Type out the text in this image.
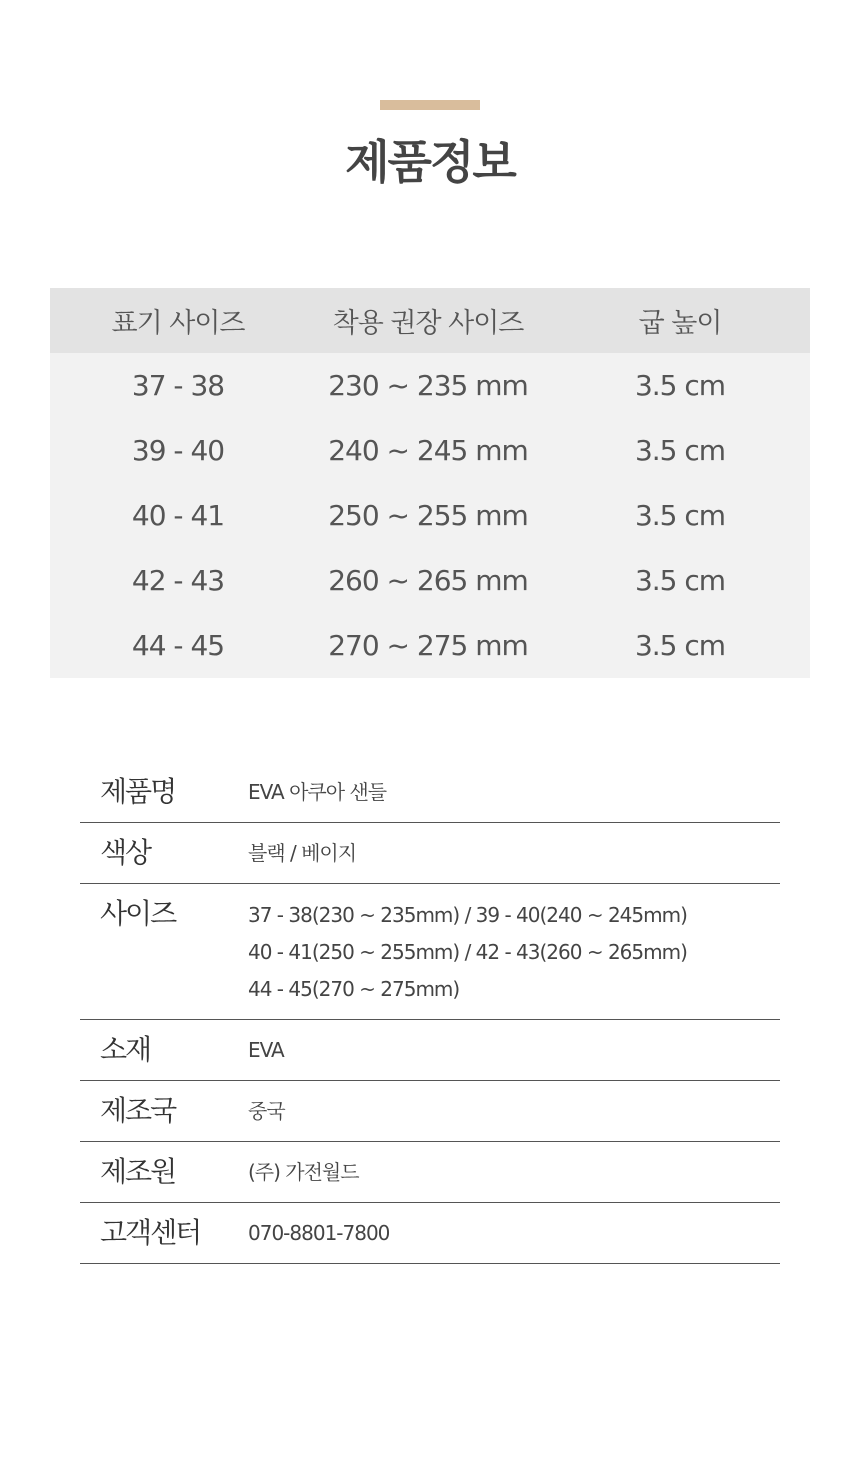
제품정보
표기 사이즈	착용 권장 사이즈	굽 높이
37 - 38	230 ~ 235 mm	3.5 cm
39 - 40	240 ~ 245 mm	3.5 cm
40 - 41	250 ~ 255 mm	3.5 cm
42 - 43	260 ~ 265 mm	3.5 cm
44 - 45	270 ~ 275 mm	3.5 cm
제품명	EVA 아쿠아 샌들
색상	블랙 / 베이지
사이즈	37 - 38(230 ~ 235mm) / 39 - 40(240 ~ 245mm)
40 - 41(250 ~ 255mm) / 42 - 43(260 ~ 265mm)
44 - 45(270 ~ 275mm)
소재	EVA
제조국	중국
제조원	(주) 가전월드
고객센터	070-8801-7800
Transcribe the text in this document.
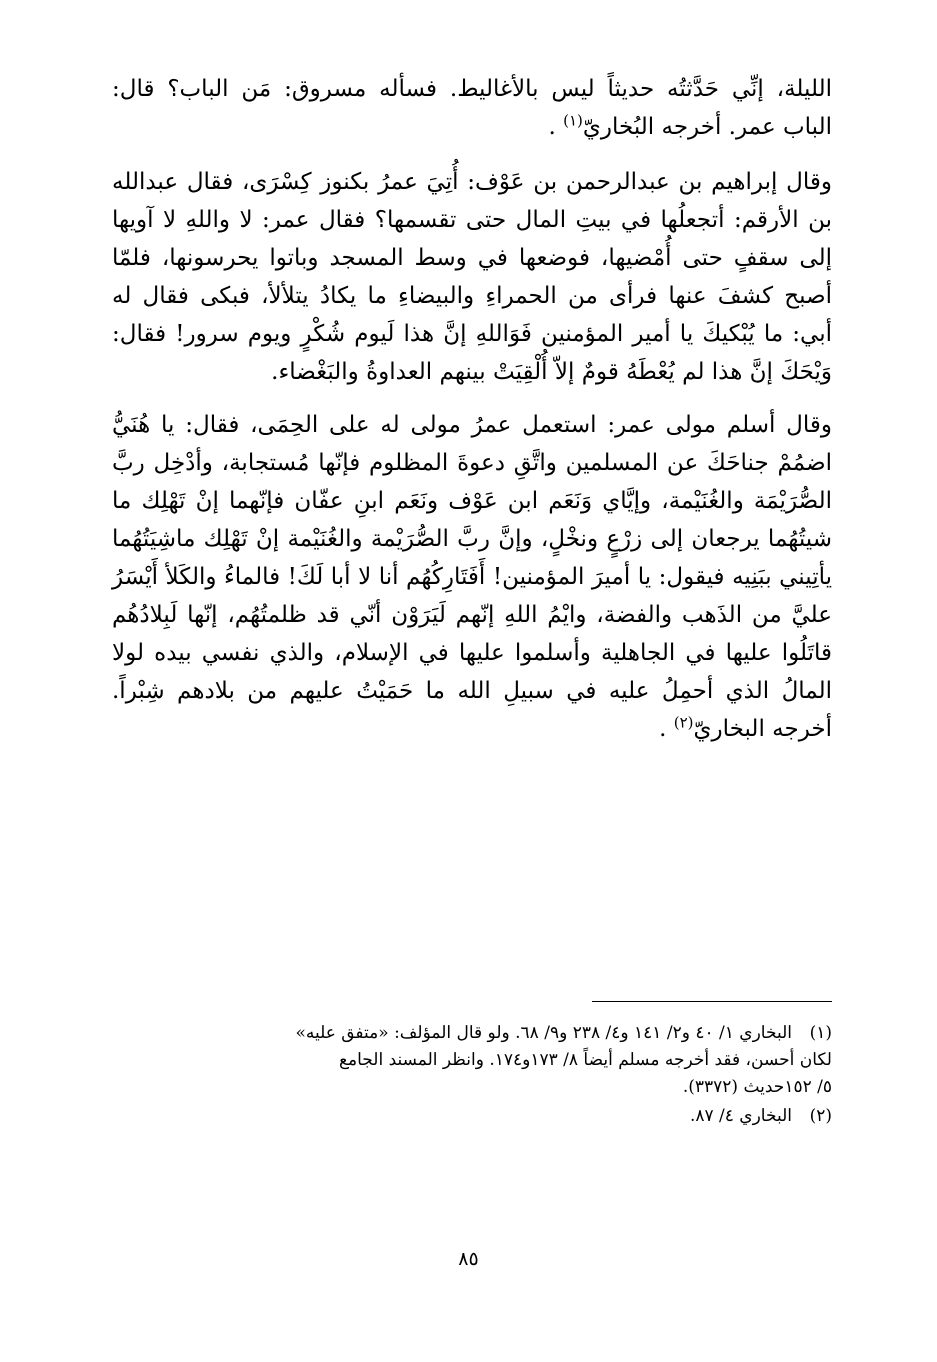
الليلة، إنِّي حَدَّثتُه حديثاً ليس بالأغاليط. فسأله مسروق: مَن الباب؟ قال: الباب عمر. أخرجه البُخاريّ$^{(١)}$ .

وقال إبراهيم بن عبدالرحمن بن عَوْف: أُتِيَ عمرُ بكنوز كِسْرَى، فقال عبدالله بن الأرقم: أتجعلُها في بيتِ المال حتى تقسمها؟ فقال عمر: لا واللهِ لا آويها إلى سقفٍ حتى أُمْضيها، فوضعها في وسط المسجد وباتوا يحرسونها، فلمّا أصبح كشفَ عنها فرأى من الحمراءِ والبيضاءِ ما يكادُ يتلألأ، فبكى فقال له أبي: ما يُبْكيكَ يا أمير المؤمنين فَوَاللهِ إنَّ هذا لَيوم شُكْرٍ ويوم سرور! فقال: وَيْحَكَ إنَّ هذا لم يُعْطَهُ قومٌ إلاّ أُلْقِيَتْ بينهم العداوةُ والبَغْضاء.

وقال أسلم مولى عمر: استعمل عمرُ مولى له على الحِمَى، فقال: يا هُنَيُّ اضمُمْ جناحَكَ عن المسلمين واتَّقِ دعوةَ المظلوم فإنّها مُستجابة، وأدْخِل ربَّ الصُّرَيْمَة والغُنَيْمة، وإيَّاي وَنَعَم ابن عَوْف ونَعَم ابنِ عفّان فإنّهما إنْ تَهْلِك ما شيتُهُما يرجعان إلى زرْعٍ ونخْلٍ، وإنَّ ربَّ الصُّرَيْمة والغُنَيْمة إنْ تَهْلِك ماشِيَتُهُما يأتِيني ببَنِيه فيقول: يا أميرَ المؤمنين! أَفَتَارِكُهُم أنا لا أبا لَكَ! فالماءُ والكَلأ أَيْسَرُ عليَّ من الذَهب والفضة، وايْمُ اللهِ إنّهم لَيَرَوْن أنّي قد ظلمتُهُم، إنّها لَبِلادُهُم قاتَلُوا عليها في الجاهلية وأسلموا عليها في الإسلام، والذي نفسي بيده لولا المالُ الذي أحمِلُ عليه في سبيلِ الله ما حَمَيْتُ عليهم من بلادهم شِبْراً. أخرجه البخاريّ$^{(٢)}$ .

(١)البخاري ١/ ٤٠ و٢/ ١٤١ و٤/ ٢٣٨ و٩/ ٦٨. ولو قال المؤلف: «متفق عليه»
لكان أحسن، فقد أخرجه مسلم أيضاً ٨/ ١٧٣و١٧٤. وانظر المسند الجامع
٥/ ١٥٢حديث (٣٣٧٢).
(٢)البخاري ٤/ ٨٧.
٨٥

**Exercise task**
Except for the pictures, give all the material above again verbatim.

**Response to this exercise**
Type out the text in this image.
제품정보
표기 사이즈	착용 권장 사이즈	굽 높이
37 - 38	230 ~ 235 mm	3.5 cm
39 - 40	240 ~ 245 mm	3.5 cm
40 - 41	250 ~ 255 mm	3.5 cm
42 - 43	260 ~ 265 mm	3.5 cm
44 - 45	270 ~ 275 mm	3.5 cm
제품명	EVA 아쿠아 샌들
색상	블랙 / 베이지
사이즈	37 - 38(230 ~ 235mm) / 39 - 40(240 ~ 245mm)
40 - 41(250 ~ 255mm) / 42 - 43(260 ~ 265mm)
44 - 45(270 ~ 275mm)
소재	EVA
제조국	중국
제조원	(주) 가전월드
고객센터	070-8801-7800
Transcribe the text in this document.
الليلة، إنِّي حَدَّثتُه حديثاً ليس بالأغاليط. فسأله مسروق: مَن الباب؟ قال: الباب عمر. أخرجه البُخاريّ$^{(١)}$ .

وقال إبراهيم بن عبدالرحمن بن عَوْف: أُتِيَ عمرُ بكنوز كِسْرَى، فقال عبدالله بن الأرقم: أتجعلُها في بيتِ المال حتى تقسمها؟ فقال عمر: لا واللهِ لا آويها إلى سقفٍ حتى أُمْضيها، فوضعها في وسط المسجد وباتوا يحرسونها، فلمّا أصبح كشفَ عنها فرأى من الحمراءِ والبيضاءِ ما يكادُ يتلألأ، فبكى فقال له أبي: ما يُبْكيكَ يا أمير المؤمنين فَوَاللهِ إنَّ هذا لَيوم شُكْرٍ ويوم سرور! فقال: وَيْحَكَ إنَّ هذا لم يُعْطَهُ قومٌ إلاّ أُلْقِيَتْ بينهم العداوةُ والبَغْضاء.

وقال أسلم مولى عمر: استعمل عمرُ مولى له على الحِمَى، فقال: يا هُنَيُّ اضمُمْ جناحَكَ عن المسلمين واتَّقِ دعوةَ المظلوم فإنّها مُستجابة، وأدْخِل ربَّ الصُّرَيْمَة والغُنَيْمة، وإيَّاي وَنَعَم ابن عَوْف ونَعَم ابنِ عفّان فإنّهما إنْ تَهْلِك ما شيتُهُما يرجعان إلى زرْعٍ ونخْلٍ، وإنَّ ربَّ الصُّرَيْمة والغُنَيْمة إنْ تَهْلِك ماشِيَتُهُما يأتِيني ببَنِيه فيقول: يا أميرَ المؤمنين! أَفَتَارِكُهُم أنا لا أبا لَكَ! فالماءُ والكَلأ أَيْسَرُ عليَّ من الذَهب والفضة، وايْمُ اللهِ إنّهم لَيَرَوْن أنّي قد ظلمتُهُم، إنّها لَبِلادُهُم قاتَلُوا عليها في الجاهلية وأسلموا عليها في الإسلام، والذي نفسي بيده لولا المالُ الذي أحمِلُ عليه في سبيلِ الله ما حَمَيْتُ عليهم من بلادهم شِبْراً. أخرجه البخاريّ$^{(٢)}$ .

(١)البخاري ١/ ٤٠ و٢/ ١٤١ و٤/ ٢٣٨ و٩/ ٦٨. ولو قال المؤلف: «متفق عليه»
لكان أحسن، فقد أخرجه مسلم أيضاً ٨/ ١٧٣و١٧٤. وانظر المسند الجامع
٥/ ١٥٢حديث (٣٣٧٢).
(٢)البخاري ٤/ ٨٧.
٨٥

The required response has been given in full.